TASK BRIEF: Rewrite the entries from the line containing "x-tick-label-3: 300 bbox=[1571, 1367, 1626, 1401]" through the line containing "histogram-bar-17 bbox=[1464, 1337, 1538, 1351]", changing "Number of Repositories" to "Repository Count" and leaving everything else as it is.

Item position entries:
□ □ □ □ □ □ □

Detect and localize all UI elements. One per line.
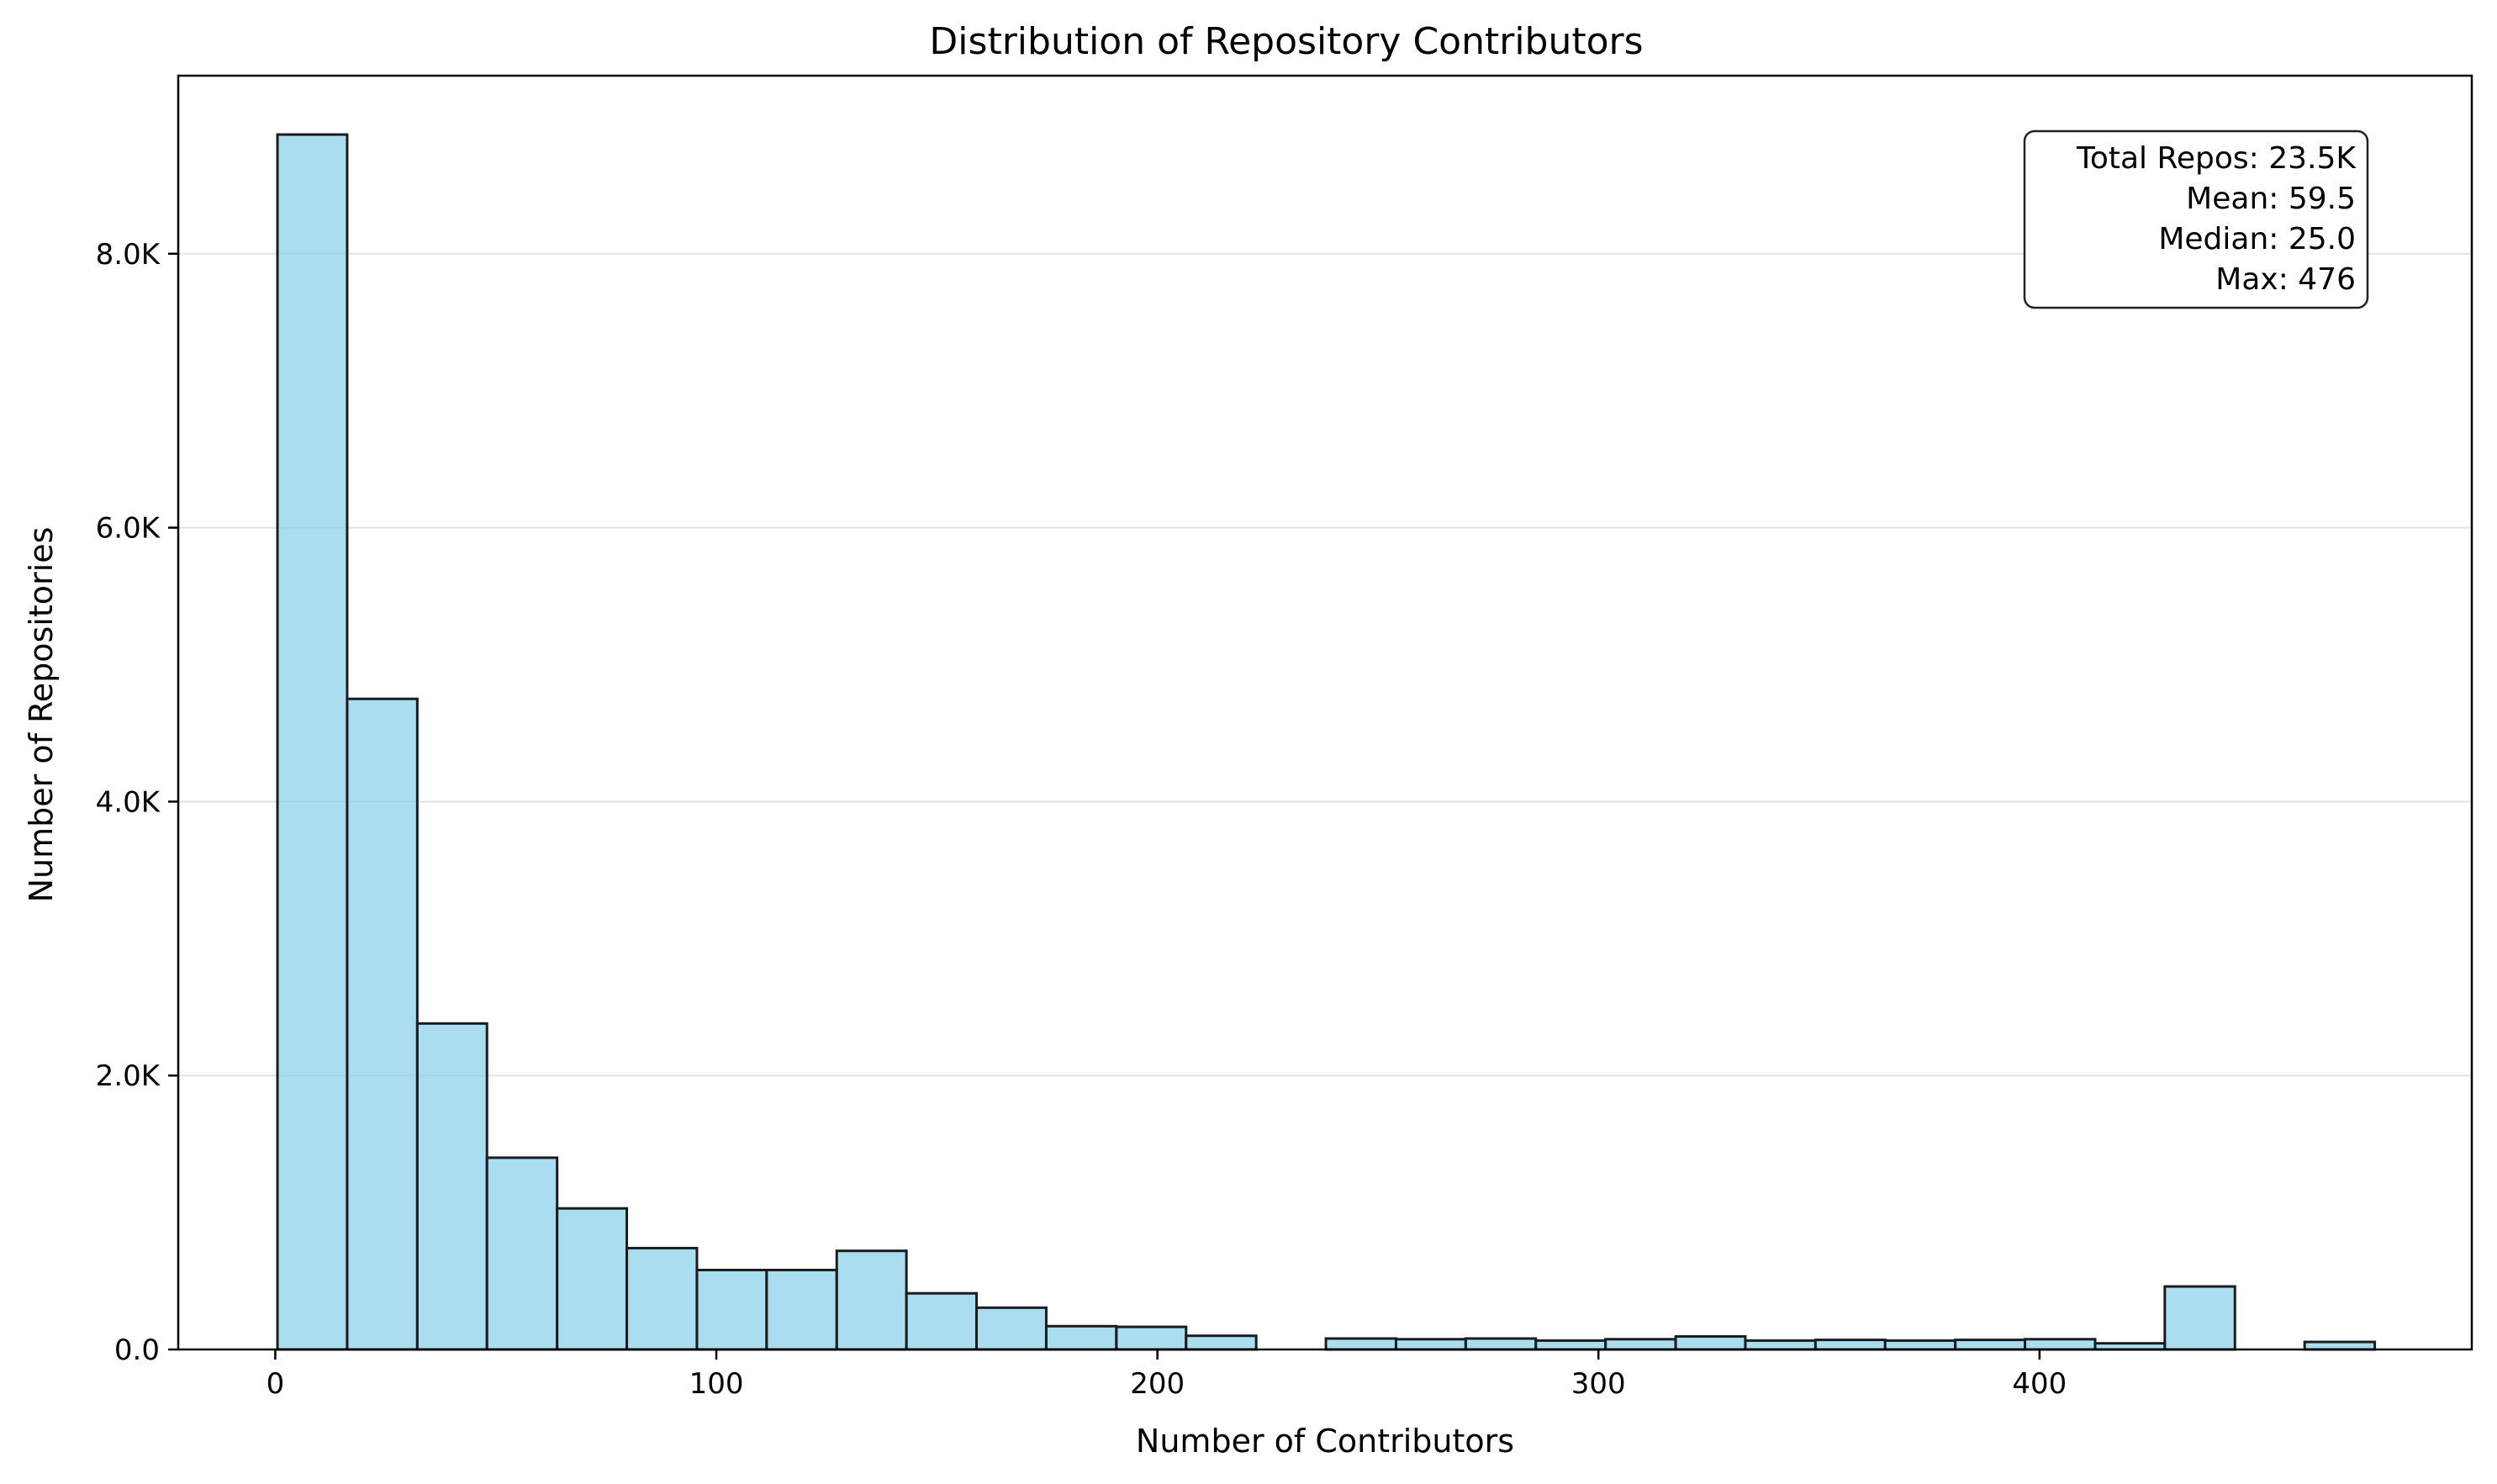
x-tick-label-3: 300 bbox=[1571, 1367, 1626, 1401]
y-tick-label-2: 4.0K bbox=[96, 785, 161, 819]
stat-median: Median: 25.0 bbox=[2158, 222, 2356, 256]
histogram-bar-6 bbox=[695, 1269, 768, 1351]
stat-total-repos: Total Repos: 23.5K bbox=[2076, 141, 2357, 176]
histogram-bar-8 bbox=[835, 1249, 908, 1351]
histogram-bar-5 bbox=[626, 1246, 699, 1351]
histogram-bar-29 bbox=[2303, 1340, 2377, 1351]
y-axis-label: Number of Repositories bbox=[23, 527, 60, 903]
histogram-bar-21 bbox=[1744, 1339, 1817, 1351]
histogram-bar-27 bbox=[2163, 1285, 2236, 1351]
histogram-bar-24 bbox=[1954, 1339, 2027, 1351]
stats-box-frame bbox=[2023, 129, 2369, 309]
histogram-bar-17 bbox=[1464, 1337, 1538, 1351]
x-tick-label-4: 400 bbox=[2012, 1367, 2067, 1401]
histogram-bar-15 bbox=[1324, 1337, 1397, 1351]
histogram-bar-23 bbox=[1883, 1339, 1957, 1351]
histogram-bar-3 bbox=[485, 1156, 559, 1351]
histogram-bar-7 bbox=[765, 1269, 838, 1351]
histogram-bar-19 bbox=[1604, 1338, 1677, 1351]
y-tick-label-0: 0.0 bbox=[114, 1333, 160, 1367]
stat-max: Max: 476 bbox=[2215, 262, 2356, 297]
histogram-bar-4 bbox=[556, 1207, 629, 1351]
histogram-bar-18 bbox=[1534, 1339, 1607, 1351]
histogram-bar-20 bbox=[1674, 1335, 1747, 1351]
histogram-bar-25 bbox=[2024, 1338, 2097, 1351]
histogram-bar-11 bbox=[1044, 1324, 1118, 1351]
histogram-bar-2 bbox=[415, 1022, 488, 1351]
x-axis-ticks: 0 100 200 300 400 bbox=[267, 1349, 2067, 1401]
histogram-bar-9 bbox=[905, 1291, 979, 1351]
y-tick-label-4: 8.0K bbox=[96, 238, 161, 272]
histogram-bar-16 bbox=[1394, 1338, 1467, 1351]
stats-box: Total Repos: 23.5K Mean: 59.5 Median: 25… bbox=[2023, 129, 2369, 309]
y-axis-ticks: 0.0 2.0K 4.0K 6.0K 8.0K bbox=[96, 238, 178, 1367]
x-tick-label-1: 100 bbox=[689, 1367, 744, 1401]
histogram-bar-1 bbox=[346, 697, 419, 1351]
histogram-bar-13 bbox=[1185, 1334, 1258, 1351]
plot-area-frame bbox=[177, 74, 2473, 1351]
histogram-bar-22 bbox=[1813, 1339, 1887, 1351]
histogram-bar-0 bbox=[276, 133, 349, 1351]
stat-mean: Mean: 59.5 bbox=[2186, 182, 2356, 216]
x-axis-label: Number of Contributors bbox=[1136, 1423, 1514, 1460]
histogram-bar-12 bbox=[1115, 1325, 1188, 1351]
gridlines bbox=[178, 252, 2472, 1077]
y-tick-label-3: 6.0K bbox=[96, 512, 161, 546]
chart-title: Distribution of Repository Contributors bbox=[929, 20, 1643, 63]
x-tick-label-2: 200 bbox=[1130, 1367, 1185, 1401]
histogram-bar-10 bbox=[975, 1306, 1048, 1351]
y-tick-label-1: 2.0K bbox=[96, 1059, 161, 1093]
x-tick-label-0: 0 bbox=[267, 1367, 285, 1401]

□ □ □ □ □ □ □

SOLUTION:
x-tick-label-3: 300 bbox=[1571, 1367, 1626, 1401]
y-tick-label-2: 4.0K bbox=[96, 785, 161, 819]
stat-median: Median: 25.0 bbox=[2158, 222, 2356, 256]
histogram-bar-6 bbox=[695, 1269, 768, 1351]
stat-total-repos: Total Repos: 23.5K bbox=[2076, 141, 2357, 176]
histogram-bar-8 bbox=[835, 1249, 908, 1351]
histogram-bar-5 bbox=[626, 1246, 699, 1351]
histogram-bar-29 bbox=[2303, 1340, 2377, 1351]
y-axis-label: Repository Count bbox=[23, 527, 60, 903]
histogram-bar-21 bbox=[1744, 1339, 1817, 1351]
histogram-bar-27 bbox=[2163, 1285, 2236, 1351]
histogram-bar-24 bbox=[1954, 1339, 2027, 1351]
stats-box-frame bbox=[2023, 129, 2369, 309]
histogram-bar-17 bbox=[1464, 1337, 1538, 1351]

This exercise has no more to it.